→ **WRITTEN REQUEST**: Copy out every record below exactly as written, but leave out any pictures.

┌──

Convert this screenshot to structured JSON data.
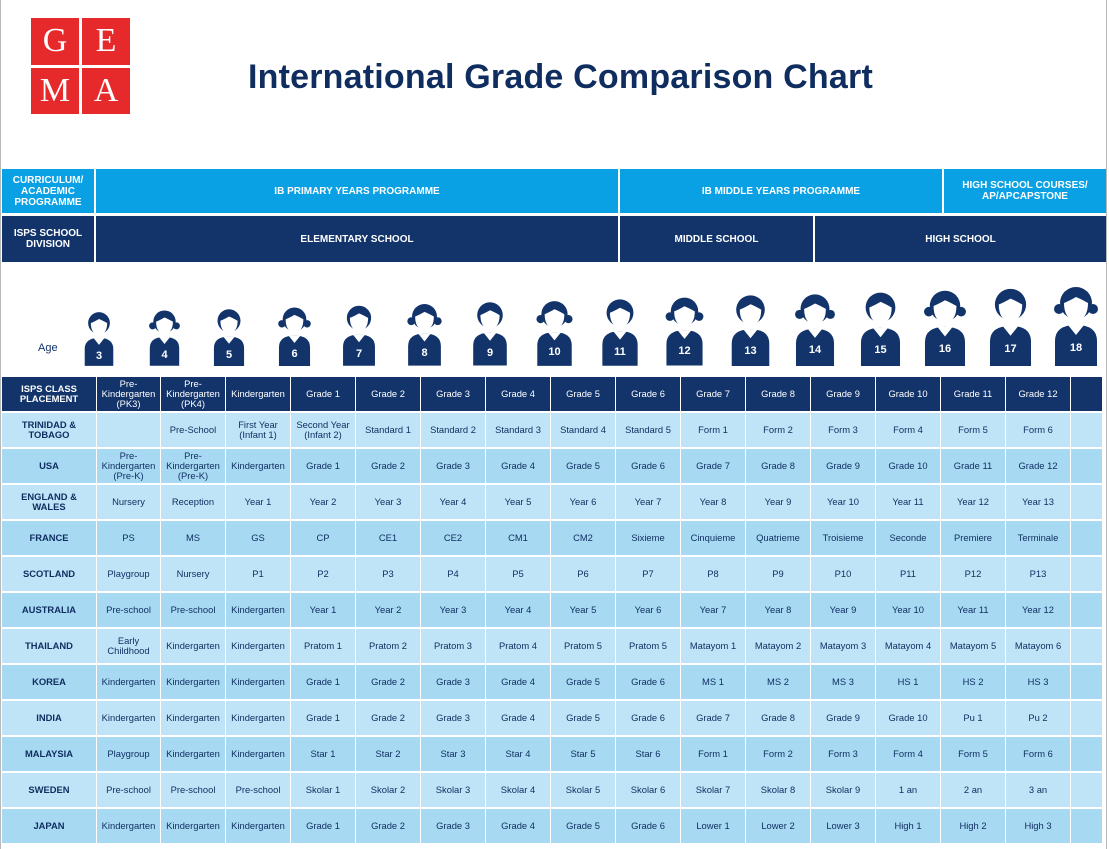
{
  "logo": {
    "letters": [
      "G",
      "E",
      "M",
      "A"
    ]
  },
  "title": "International Grade Comparison Chart",
  "programme_row": {
    "label": "CURRICULUM/ ACADEMIC PROGRAMME",
    "segments": [
      "IB PRIMARY YEARS PROGRAMME",
      "IB MIDDLE YEARS PROGRAMME",
      "HIGH SCHOOL COURSES/ AP/APCAPSTONE"
    ]
  },
  "division_row": {
    "label": "ISPS SCHOOL DIVISION",
    "segments": [
      "ELEMENTARY SCHOOL",
      "MIDDLE SCHOOL",
      "HIGH SCHOOL"
    ]
  },
  "ages": {
    "label": "Age",
    "values": [
      "3",
      "4",
      "5",
      "6",
      "7",
      "8",
      "9",
      "10",
      "11",
      "12",
      "13",
      "14",
      "15",
      "16",
      "17",
      "18"
    ],
    "icon": "student-avatar-icon"
  },
  "table": {
    "header": [
      "ISPS CLASS PLACEMENT",
      "Pre-Kindergarten (PK3)",
      "Pre-Kindergarten (PK4)",
      "Kindergarten",
      "Grade 1",
      "Grade 2",
      "Grade 3",
      "Grade 4",
      "Grade 5",
      "Grade 6",
      "Grade 7",
      "Grade 8",
      "Grade 9",
      "Grade 10",
      "Grade 11",
      "Grade 12",
      ""
    ],
    "rows": [
      [
        "TRINIDAD & TOBAGO",
        "",
        "Pre-School",
        "First Year (Infant 1)",
        "Second Year (Infant 2)",
        "Standard 1",
        "Standard 2",
        "Standard 3",
        "Standard 4",
        "Standard 5",
        "Form 1",
        "Form 2",
        "Form 3",
        "Form 4",
        "Form 5",
        "Form 6",
        ""
      ],
      [
        "USA",
        "Pre-Kindergarten (Pre-K)",
        "Pre-Kindergarten (Pre-K)",
        "Kindergarten",
        "Grade 1",
        "Grade 2",
        "Grade 3",
        "Grade 4",
        "Grade 5",
        "Grade 6",
        "Grade 7",
        "Grade 8",
        "Grade 9",
        "Grade 10",
        "Grade 11",
        "Grade 12",
        ""
      ],
      [
        "ENGLAND & WALES",
        "Nursery",
        "Reception",
        "Year 1",
        "Year 2",
        "Year 3",
        "Year 4",
        "Year 5",
        "Year 6",
        "Year 7",
        "Year 8",
        "Year 9",
        "Year 10",
        "Year 11",
        "Year 12",
        "Year 13",
        ""
      ],
      [
        "FRANCE",
        "PS",
        "MS",
        "GS",
        "CP",
        "CE1",
        "CE2",
        "CM1",
        "CM2",
        "Sixieme",
        "Cinquieme",
        "Quatrieme",
        "Troisieme",
        "Seconde",
        "Premiere",
        "Terminale",
        ""
      ],
      [
        "SCOTLAND",
        "Playgroup",
        "Nursery",
        "P1",
        "P2",
        "P3",
        "P4",
        "P5",
        "P6",
        "P7",
        "P8",
        "P9",
        "P10",
        "P11",
        "P12",
        "P13",
        ""
      ],
      [
        "AUSTRALIA",
        "Pre-school",
        "Pre-school",
        "Kindergarten",
        "Year 1",
        "Year 2",
        "Year 3",
        "Year 4",
        "Year 5",
        "Year 6",
        "Year 7",
        "Year 8",
        "Year 9",
        "Year 10",
        "Year 11",
        "Year 12",
        ""
      ],
      [
        "THAILAND",
        "Early Childhood",
        "Kindergarten",
        "Kindergarten",
        "Pratom 1",
        "Pratom 2",
        "Pratom 3",
        "Pratom 4",
        "Pratom 5",
        "Pratom 5",
        "Matayom 1",
        "Matayom 2",
        "Matayom 3",
        "Matayom 4",
        "Matayom 5",
        "Matayom 6",
        ""
      ],
      [
        "KOREA",
        "Kindergarten",
        "Kindergarten",
        "Kindergarten",
        "Grade 1",
        "Grade 2",
        "Grade 3",
        "Grade 4",
        "Grade 5",
        "Grade 6",
        "MS 1",
        "MS 2",
        "MS 3",
        "HS 1",
        "HS 2",
        "HS 3",
        ""
      ],
      [
        "INDIA",
        "Kindergarten",
        "Kindergarten",
        "Kindergarten",
        "Grade 1",
        "Grade 2",
        "Grade 3",
        "Grade 4",
        "Grade 5",
        "Grade 6",
        "Grade 7",
        "Grade 8",
        "Grade 9",
        "Grade 10",
        "Pu 1",
        "Pu 2",
        ""
      ],
      [
        "MALAYSIA",
        "Playgroup",
        "Kindergarten",
        "Kindergarten",
        "Star 1",
        "Star 2",
        "Star 3",
        "Star 4",
        "Star 5",
        "Star 6",
        "Form 1",
        "Form 2",
        "Form 3",
        "Form 4",
        "Form 5",
        "Form 6",
        ""
      ],
      [
        "SWEDEN",
        "Pre-school",
        "Pre-school",
        "Pre-school",
        "Skolar 1",
        "Skolar 2",
        "Skolar 3",
        "Skolar 4",
        "Skolar 5",
        "Skolar 6",
        "Skolar 7",
        "Skolar 8",
        "Skolar 9",
        "1 an",
        "2 an",
        "3 an",
        ""
      ],
      [
        "JAPAN",
        "Kindergarten",
        "Kindergarten",
        "Kindergarten",
        "Grade 1",
        "Grade 2",
        "Grade 3",
        "Grade 4",
        "Grade 5",
        "Grade 6",
        "Lower 1",
        "Lower 2",
        "Lower 3",
        "High 1",
        "High 2",
        "High 3",
        ""
      ]
    ]
  }
}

└──

→ **RESPONSE BELOW**:
Convert this screenshot to structured JSON data.
{
  "logo": {
    "letters": [
      "G",
      "E",
      "M",
      "A"
    ]
  },
  "title": "International Grade Comparison Chart",
  "programme_row": {
    "label": "CURRICULUM/ ACADEMIC PROGRAMME",
    "segments": [
      "IB PRIMARY YEARS PROGRAMME",
      "IB MIDDLE YEARS PROGRAMME",
      "HIGH SCHOOL COURSES/ AP/APCAPSTONE"
    ]
  },
  "division_row": {
    "label": "ISPS SCHOOL DIVISION",
    "segments": [
      "ELEMENTARY SCHOOL",
      "MIDDLE SCHOOL",
      "HIGH SCHOOL"
    ]
  },
  "ages": {
    "label": "Age",
    "values": [
      "3",
      "4",
      "5",
      "6",
      "7",
      "8",
      "9",
      "10",
      "11",
      "12",
      "13",
      "14",
      "15",
      "16",
      "17",
      "18"
    ],
    "icon": "student-avatar-icon"
  },
  "table": {
    "header": [
      "ISPS CLASS PLACEMENT",
      "Pre-Kindergarten (PK3)",
      "Pre-Kindergarten (PK4)",
      "Kindergarten",
      "Grade 1",
      "Grade 2",
      "Grade 3",
      "Grade 4",
      "Grade 5",
      "Grade 6",
      "Grade 7",
      "Grade 8",
      "Grade 9",
      "Grade 10",
      "Grade 11",
      "Grade 12",
      ""
    ],
    "rows": [
      [
        "TRINIDAD & TOBAGO",
        "",
        "Pre-School",
        "First Year (Infant 1)",
        "Second Year (Infant 2)",
        "Standard 1",
        "Standard 2",
        "Standard 3",
        "Standard 4",
        "Standard 5",
        "Form 1",
        "Form 2",
        "Form 3",
        "Form 4",
        "Form 5",
        "Form 6",
        ""
      ],
      [
        "USA",
        "Pre-Kindergarten (Pre-K)",
        "Pre-Kindergarten (Pre-K)",
        "Kindergarten",
        "Grade 1",
        "Grade 2",
        "Grade 3",
        "Grade 4",
        "Grade 5",
        "Grade 6",
        "Grade 7",
        "Grade 8",
        "Grade 9",
        "Grade 10",
        "Grade 11",
        "Grade 12",
        ""
      ],
      [
        "ENGLAND & WALES",
        "Nursery",
        "Reception",
        "Year 1",
        "Year 2",
        "Year 3",
        "Year 4",
        "Year 5",
        "Year 6",
        "Year 7",
        "Year 8",
        "Year 9",
        "Year 10",
        "Year 11",
        "Year 12",
        "Year 13",
        ""
      ],
      [
        "FRANCE",
        "PS",
        "MS",
        "GS",
        "CP",
        "CE1",
        "CE2",
        "CM1",
        "CM2",
        "Sixieme",
        "Cinquieme",
        "Quatrieme",
        "Troisieme",
        "Seconde",
        "Premiere",
        "Terminale",
        ""
      ],
      [
        "SCOTLAND",
        "Playgroup",
        "Nursery",
        "P1",
        "P2",
        "P3",
        "P4",
        "P5",
        "P6",
        "P7",
        "P8",
        "P9",
        "P10",
        "P11",
        "P12",
        "P13",
        ""
      ],
      [
        "AUSTRALIA",
        "Pre-school",
        "Pre-school",
        "Kindergarten",
        "Year 1",
        "Year 2",
        "Year 3",
        "Year 4",
        "Year 5",
        "Year 6",
        "Year 7",
        "Year 8",
        "Year 9",
        "Year 10",
        "Year 11",
        "Year 12",
        ""
      ],
      [
        "THAILAND",
        "Early Childhood",
        "Kindergarten",
        "Kindergarten",
        "Pratom 1",
        "Pratom 2",
        "Pratom 3",
        "Pratom 4",
        "Pratom 5",
        "Pratom 5",
        "Matayom 1",
        "Matayom 2",
        "Matayom 3",
        "Matayom 4",
        "Matayom 5",
        "Matayom 6",
        ""
      ],
      [
        "KOREA",
        "Kindergarten",
        "Kindergarten",
        "Kindergarten",
        "Grade 1",
        "Grade 2",
        "Grade 3",
        "Grade 4",
        "Grade 5",
        "Grade 6",
        "MS 1",
        "MS 2",
        "MS 3",
        "HS 1",
        "HS 2",
        "HS 3",
        ""
      ],
      [
        "INDIA",
        "Kindergarten",
        "Kindergarten",
        "Kindergarten",
        "Grade 1",
        "Grade 2",
        "Grade 3",
        "Grade 4",
        "Grade 5",
        "Grade 6",
        "Grade 7",
        "Grade 8",
        "Grade 9",
        "Grade 10",
        "Pu 1",
        "Pu 2",
        ""
      ],
      [
        "MALAYSIA",
        "Playgroup",
        "Kindergarten",
        "Kindergarten",
        "Star 1",
        "Star 2",
        "Star 3",
        "Star 4",
        "Star 5",
        "Star 6",
        "Form 1",
        "Form 2",
        "Form 3",
        "Form 4",
        "Form 5",
        "Form 6",
        ""
      ],
      [
        "SWEDEN",
        "Pre-school",
        "Pre-school",
        "Pre-school",
        "Skolar 1",
        "Skolar 2",
        "Skolar 3",
        "Skolar 4",
        "Skolar 5",
        "Skolar 6",
        "Skolar 7",
        "Skolar 8",
        "Skolar 9",
        "1 an",
        "2 an",
        "3 an",
        ""
      ],
      [
        "JAPAN",
        "Kindergarten",
        "Kindergarten",
        "Kindergarten",
        "Grade 1",
        "Grade 2",
        "Grade 3",
        "Grade 4",
        "Grade 5",
        "Grade 6",
        "Lower 1",
        "Lower 2",
        "Lower 3",
        "High 1",
        "High 2",
        "High 3",
        ""
      ]
    ]
  }
}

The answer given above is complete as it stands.